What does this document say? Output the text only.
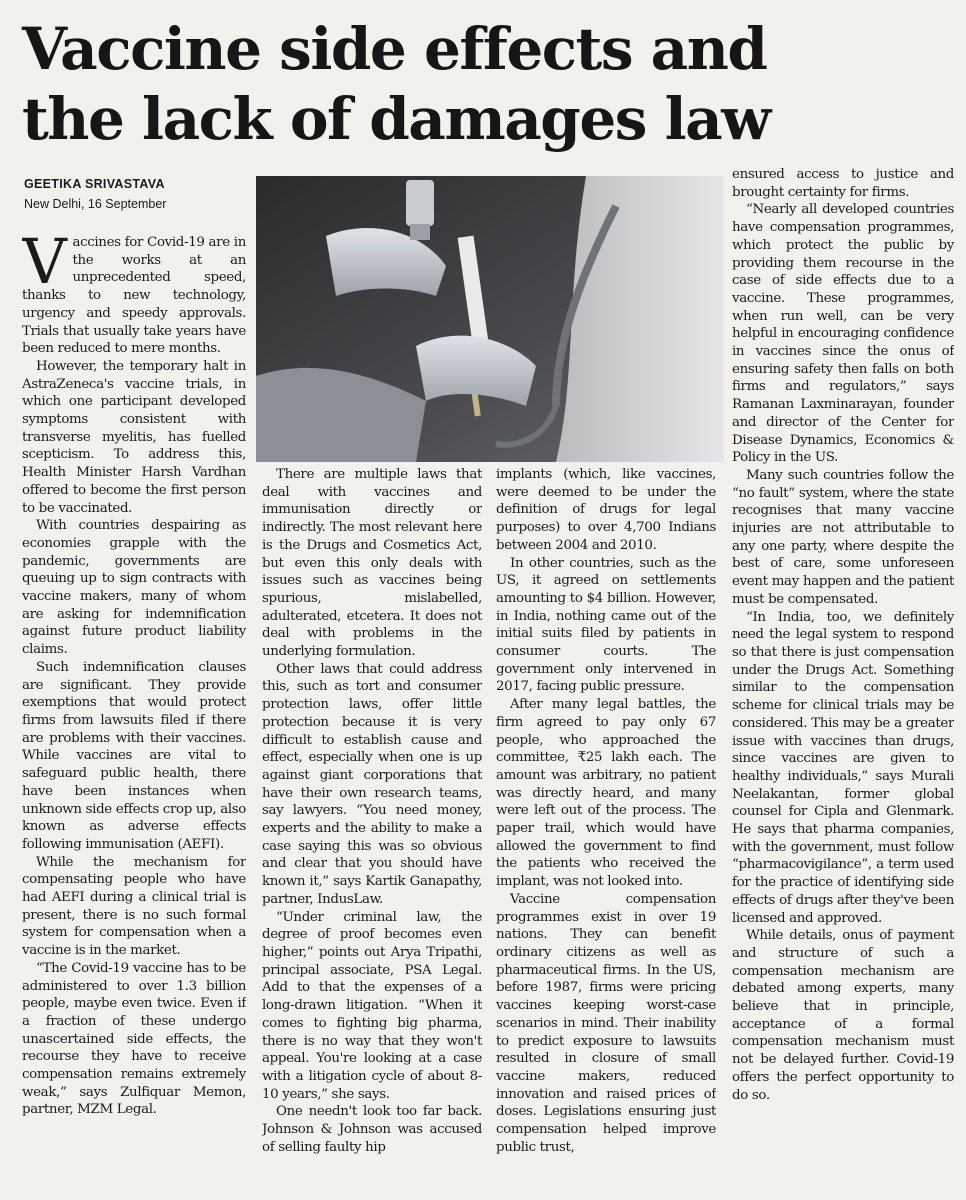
Vaccine side effects and
the lack of damages law
GEETIKA SRIVASTAVA
New Delhi, 16 September

Vaccines for Covid-19 are in the works at an unprecedented speed, thanks to new technology, urgency and speedy approvals. Trials that usually take years have been reduced to mere months.

However, the temporary halt in AstraZeneca's vaccine trials, in which one participant developed symptoms consistent with transverse myelitis, has fuelled scepticism. To address this, Health Minister Harsh Vardhan offered to become the first person to be vaccinated.

With countries despairing as economies grapple with the pandemic, governments are queuing up to sign contracts with vaccine makers, many of whom are asking for indemnification against future product liability claims.

Such indemnification clauses are significant. They provide exemptions that would protect firms from lawsuits filed if there are problems with their vaccines. While vaccines are vital to safeguard public health, there have been instances when unknown side effects crop up, also known as adverse effects following immunisation (AEFI).

While the mechanism for compensating people who have had AEFI during a clinical trial is present, there is no such formal system for compensation when a vaccine is in the market.

“The Covid-19 vaccine has to be administered to over 1.3 billion people, maybe even twice. Even if a fraction of these undergo unascertained side effects, the recourse they have to receive compensation remains extremely weak,” says Zulfiquar Memon, partner, MZM Legal.

There are multiple laws that deal with vaccines and immunisation directly or indirectly. The most relevant here is the Drugs and Cosmetics Act, but even this only deals with issues such as vaccines being spurious, mislabelled, adulterated, etcetera. It does not deal with problems in the underlying formulation.

Other laws that could address this, such as tort and consumer protection laws, offer little protection because it is very difficult to establish cause and effect, especially when one is up against giant corporations that have their own research teams, say lawyers. “You need money, experts and the ability to make a case saying this was so obvious and clear that you should have known it,” says Kartik Ganapathy, partner, IndusLaw.

“Under criminal law, the degree of proof becomes even higher,” points out Arya Tripathi, principal associate, PSA Legal. Add to that the expenses of a long-drawn litigation. “When it comes to fighting big pharma, there is no way that they won't appeal. You're looking at a case with a litigation cycle of about 8-10 years,” she says.

One needn't look too far back. Johnson & Johnson was accused of selling faulty hip

implants (which, like vaccines, were deemed to be under the definition of drugs for legal purposes) to over 4,700 Indians between 2004 and 2010.

In other countries, such as the US, it agreed on settlements amounting to $4 billion. However, in India, nothing came out of the initial suits filed by patients in consumer courts. The government only intervened in 2017, facing public pressure.

After many legal battles, the firm agreed to pay only 67 people, who approached the committee, ₹25 lakh each. The amount was arbitrary, no patient was directly heard, and many were left out of the process. The paper trail, which would have allowed the government to find the patients who received the implant, was not looked into.

Vaccine compensation programmes exist in over 19 nations. They can benefit ordinary citizens as well as pharmaceutical firms. In the US, before 1987, firms were pricing vaccines keeping worst-case scenarios in mind. Their inability to predict exposure to lawsuits resulted in closure of small vaccine makers, reduced innovation and raised prices of doses. Legislations ensuring just compensation helped improve public trust,

ensured access to justice and brought certainty for firms.

“Nearly all developed countries have compensation programmes, which protect the public by providing them recourse in the case of side effects due to a vaccine. These programmes, when run well, can be very helpful in encouraging confidence in vaccines since the onus of ensuring safety then falls on both firms and regulators,” says Ramanan Laxminarayan, founder and director of the Center for Disease Dynamics, Economics & Policy in the US.

Many such countries follow the “no fault” system, where the state recognises that many vaccine injuries are not attributable to any one party, where despite the best of care, some unforeseen event may happen and the patient must be compensated.

“In India, too, we definitely need the legal system to respond so that there is just compensation under the Drugs Act. Something similar to the compensation scheme for clinical trials may be considered. This may be a greater issue with vaccines than drugs, since vaccines are given to healthy individuals,” says Murali Neelakantan, former global counsel for Cipla and Glenmark. He says that pharma companies, with the government, must follow “pharmacovigilance”, a term used for the practice of identifying side effects of drugs after they've been licensed and approved.

While details, onus of payment and structure of such a compensation mechanism are debated among experts, many believe that in principle, acceptance of a formal compensation mechanism must not be delayed further. Covid-19 offers the perfect opportunity to do so.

+++

- [Instructions to follow]
For the word "experts", work out how many lines of the entries contain it, and state the number alone.

- [Answer]
2